◆ **What needs to be done**: With the pictures omitted, write out the entries that follow exactly as they stand.

◆ **Input data**:
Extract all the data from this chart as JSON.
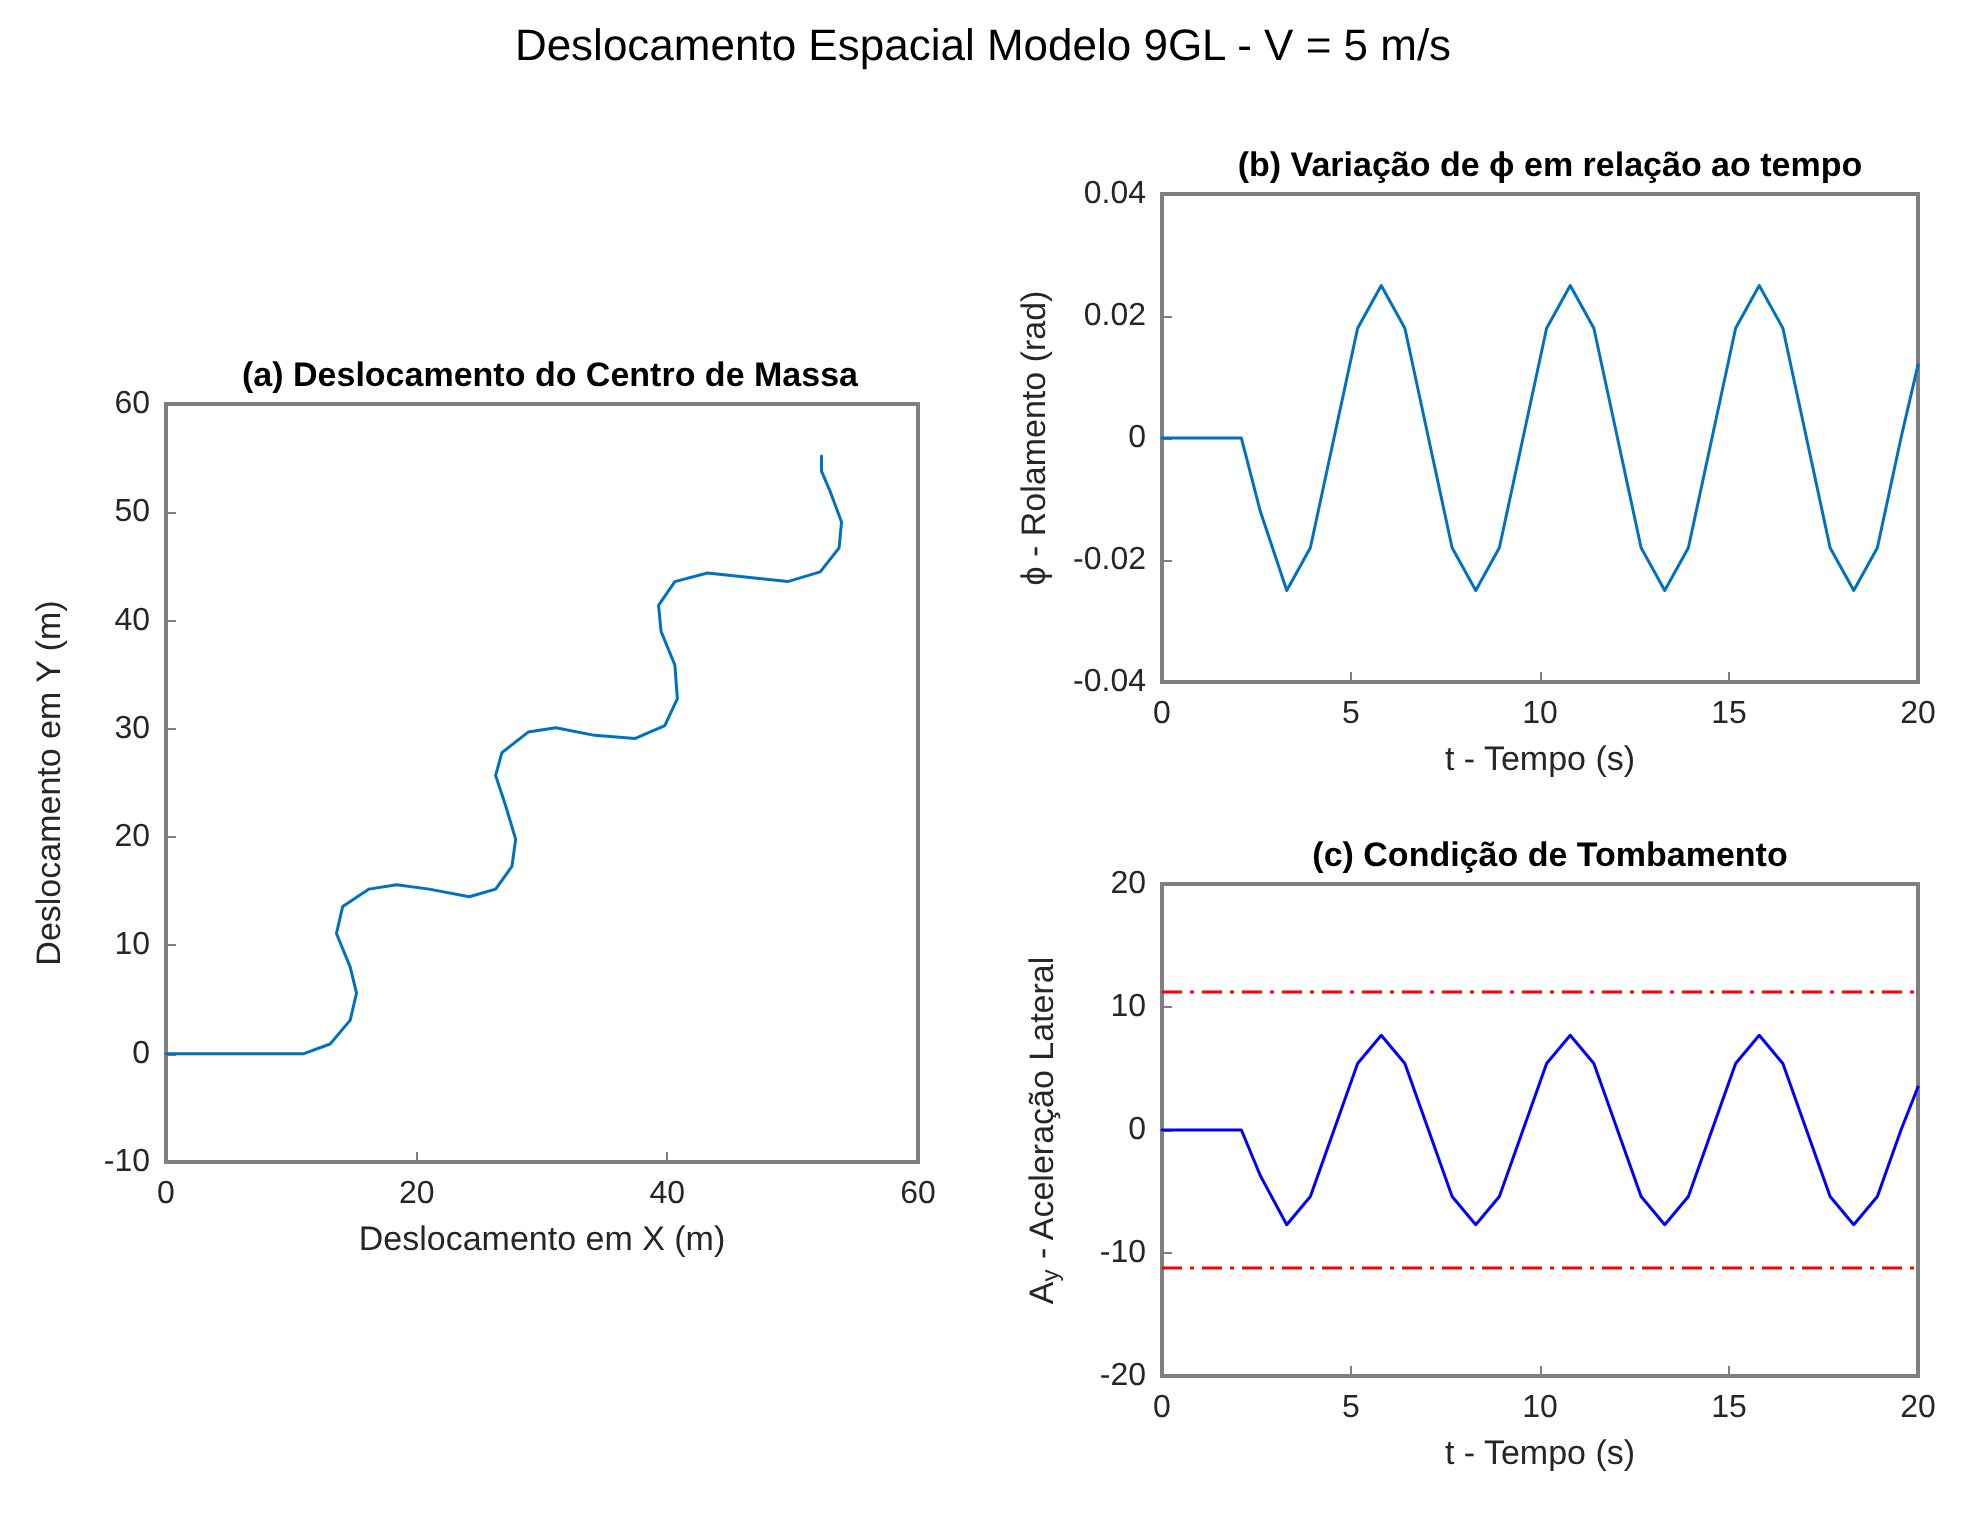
{
  "chart_data": [
    {
      "type": "line",
      "title": "(a) Deslocamento do Centro de Massa",
      "xlabel": "Deslocamento em X (m)",
      "ylabel": "Deslocamento em Y (m)",
      "annotations": [
        "Deslocamento Espacial Modelo 9GL - V = 5 m/s"
      ],
      "xlim": [
        0,
        60
      ],
      "xticks": [
        0,
        20,
        40,
        60
      ],
      "ylim": [
        -10,
        60
      ],
      "yticks": [
        -10,
        0,
        10,
        20,
        30,
        40,
        50,
        60
      ],
      "grid": false,
      "series": [
        {
          "color": "#0072bd",
          "x": [
            0,
            11,
            13.1,
            14.7,
            15.2,
            14.7,
            13.6,
            14.1,
            16.2,
            18.4,
            21,
            24.2,
            26.3,
            27.6,
            27.9,
            27.1,
            26.3,
            26.8,
            28.9,
            31.1,
            34.2,
            37.4,
            39.8,
            40.8,
            40.6,
            39.5,
            39.3,
            40.6,
            43.2,
            46.4,
            49.6,
            52.2,
            53.7,
            53.9,
            53,
            52.3,
            52.3
          ],
          "values": [
            0,
            0,
            0.9,
            3.1,
            5.6,
            8,
            11.1,
            13.6,
            15.2,
            15.6,
            15.2,
            14.5,
            15.2,
            17.3,
            19.8,
            22.9,
            25.7,
            27.8,
            29.7,
            30.1,
            29.4,
            29.1,
            30.3,
            32.8,
            35.9,
            39,
            41.4,
            43.6,
            44.4,
            44,
            43.6,
            44.5,
            46.7,
            49.1,
            51.9,
            53.8,
            55.2
          ]
        }
      ]
    },
    {
      "type": "line",
      "title": "(b) Variação de ϕ em relação ao tempo",
      "xlabel": "t - Tempo (s)",
      "ylabel": "ϕ - Rolamento (rad)",
      "xlim": [
        0,
        20
      ],
      "xticks": [
        0,
        5,
        10,
        15,
        20
      ],
      "ylim": [
        -0.04,
        0.04
      ],
      "yticks": [
        -0.04,
        -0.02,
        0,
        0.02,
        0.04
      ],
      "grid": false,
      "x": [
        0,
        2.1,
        2.6,
        3.3,
        3.925,
        4.55,
        5.175,
        5.8,
        6.425,
        7.05,
        7.675,
        8.3,
        8.925,
        9.55,
        10.175,
        10.8,
        11.425,
        12.05,
        12.675,
        13.3,
        13.925,
        14.55,
        15.175,
        15.8,
        16.425,
        17.05,
        17.675,
        18.3,
        18.925,
        19.55,
        20
      ],
      "series": [
        {
          "color": "#0072bd",
          "values": [
            0,
            0,
            -0.012,
            -0.025,
            -0.018,
            0,
            0.018,
            0.025,
            0.018,
            0,
            -0.018,
            -0.025,
            -0.018,
            0,
            0.018,
            0.025,
            0.018,
            0,
            -0.018,
            -0.025,
            -0.018,
            0,
            0.018,
            0.025,
            0.018,
            0,
            -0.018,
            -0.025,
            -0.018,
            0,
            0.012
          ]
        }
      ]
    },
    {
      "type": "line",
      "title": "(c) Condição de Tombamento",
      "xlabel": "t - Tempo (s)",
      "ylabel": "A$_{y}$ - Aceleração Lateral",
      "xlim": [
        0,
        20
      ],
      "xticks": [
        0,
        5,
        10,
        15,
        20
      ],
      "ylim": [
        -20,
        20
      ],
      "yticks": [
        -20,
        -10,
        0,
        10,
        20
      ],
      "grid": false,
      "x": [
        0,
        2.1,
        2.6,
        3.3,
        3.925,
        4.55,
        5.175,
        5.8,
        6.425,
        7.05,
        7.675,
        8.3,
        8.925,
        9.55,
        10.175,
        10.8,
        11.425,
        12.05,
        12.675,
        13.3,
        13.925,
        14.55,
        15.175,
        15.8,
        16.425,
        17.05,
        17.675,
        18.3,
        18.925,
        19.55,
        20
      ],
      "series": [
        {
          "color": "#0000ff",
          "values": [
            0,
            0,
            -3.7,
            -7.7,
            -5.4,
            0,
            5.4,
            7.7,
            5.4,
            0,
            -5.4,
            -7.7,
            -5.4,
            0,
            5.4,
            7.7,
            5.4,
            0,
            -5.4,
            -7.7,
            -5.4,
            0,
            5.4,
            7.7,
            5.4,
            0,
            -5.4,
            -7.7,
            -5.4,
            0,
            3.5
          ]
        }
      ],
      "ref_lines": [
        {
          "axis": "y",
          "value": 11.2,
          "color": "#ff0000",
          "line_style": "dashed"
        },
        {
          "axis": "y",
          "value": -11.2,
          "color": "#ff0000",
          "line_style": "dashed"
        }
      ]
    }
  ]
}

◆ **Solution to this task**:
Extract all the data from this chart as JSON.
{
  "chart_data": [
    {
      "type": "line",
      "title": "(a) Deslocamento do Centro de Massa",
      "xlabel": "Deslocamento em X (m)",
      "ylabel": "Deslocamento em Y (m)",
      "annotations": [
        "Deslocamento Espacial Modelo 9GL - V = 5 m/s"
      ],
      "xlim": [
        0,
        60
      ],
      "xticks": [
        0,
        20,
        40,
        60
      ],
      "ylim": [
        -10,
        60
      ],
      "yticks": [
        -10,
        0,
        10,
        20,
        30,
        40,
        50,
        60
      ],
      "grid": false,
      "series": [
        {
          "color": "#0072bd",
          "x": [
            0,
            11,
            13.1,
            14.7,
            15.2,
            14.7,
            13.6,
            14.1,
            16.2,
            18.4,
            21,
            24.2,
            26.3,
            27.6,
            27.9,
            27.1,
            26.3,
            26.8,
            28.9,
            31.1,
            34.2,
            37.4,
            39.8,
            40.8,
            40.6,
            39.5,
            39.3,
            40.6,
            43.2,
            46.4,
            49.6,
            52.2,
            53.7,
            53.9,
            53,
            52.3,
            52.3
          ],
          "values": [
            0,
            0,
            0.9,
            3.1,
            5.6,
            8,
            11.1,
            13.6,
            15.2,
            15.6,
            15.2,
            14.5,
            15.2,
            17.3,
            19.8,
            22.9,
            25.7,
            27.8,
            29.7,
            30.1,
            29.4,
            29.1,
            30.3,
            32.8,
            35.9,
            39,
            41.4,
            43.6,
            44.4,
            44,
            43.6,
            44.5,
            46.7,
            49.1,
            51.9,
            53.8,
            55.2
          ]
        }
      ]
    },
    {
      "type": "line",
      "title": "(b) Variação de ϕ em relação ao tempo",
      "xlabel": "t - Tempo (s)",
      "ylabel": "ϕ - Rolamento (rad)",
      "xlim": [
        0,
        20
      ],
      "xticks": [
        0,
        5,
        10,
        15,
        20
      ],
      "ylim": [
        -0.04,
        0.04
      ],
      "yticks": [
        -0.04,
        -0.02,
        0,
        0.02,
        0.04
      ],
      "grid": false,
      "x": [
        0,
        2.1,
        2.6,
        3.3,
        3.925,
        4.55,
        5.175,
        5.8,
        6.425,
        7.05,
        7.675,
        8.3,
        8.925,
        9.55,
        10.175,
        10.8,
        11.425,
        12.05,
        12.675,
        13.3,
        13.925,
        14.55,
        15.175,
        15.8,
        16.425,
        17.05,
        17.675,
        18.3,
        18.925,
        19.55,
        20
      ],
      "series": [
        {
          "color": "#0072bd",
          "values": [
            0,
            0,
            -0.012,
            -0.025,
            -0.018,
            0,
            0.018,
            0.025,
            0.018,
            0,
            -0.018,
            -0.025,
            -0.018,
            0,
            0.018,
            0.025,
            0.018,
            0,
            -0.018,
            -0.025,
            -0.018,
            0,
            0.018,
            0.025,
            0.018,
            0,
            -0.018,
            -0.025,
            -0.018,
            0,
            0.012
          ]
        }
      ]
    },
    {
      "type": "line",
      "title": "(c) Condição de Tombamento",
      "xlabel": "t - Tempo (s)",
      "ylabel": "A$_{y}$ - Aceleração Lateral",
      "xlim": [
        0,
        20
      ],
      "xticks": [
        0,
        5,
        10,
        15,
        20
      ],
      "ylim": [
        -20,
        20
      ],
      "yticks": [
        -20,
        -10,
        0,
        10,
        20
      ],
      "grid": false,
      "x": [
        0,
        2.1,
        2.6,
        3.3,
        3.925,
        4.55,
        5.175,
        5.8,
        6.425,
        7.05,
        7.675,
        8.3,
        8.925,
        9.55,
        10.175,
        10.8,
        11.425,
        12.05,
        12.675,
        13.3,
        13.925,
        14.55,
        15.175,
        15.8,
        16.425,
        17.05,
        17.675,
        18.3,
        18.925,
        19.55,
        20
      ],
      "series": [
        {
          "color": "#0000ff",
          "values": [
            0,
            0,
            -3.7,
            -7.7,
            -5.4,
            0,
            5.4,
            7.7,
            5.4,
            0,
            -5.4,
            -7.7,
            -5.4,
            0,
            5.4,
            7.7,
            5.4,
            0,
            -5.4,
            -7.7,
            -5.4,
            0,
            5.4,
            7.7,
            5.4,
            0,
            -5.4,
            -7.7,
            -5.4,
            0,
            3.5
          ]
        }
      ],
      "ref_lines": [
        {
          "axis": "y",
          "value": 11.2,
          "color": "#ff0000",
          "line_style": "dashed"
        },
        {
          "axis": "y",
          "value": -11.2,
          "color": "#ff0000",
          "line_style": "dashed"
        }
      ]
    }
  ]
}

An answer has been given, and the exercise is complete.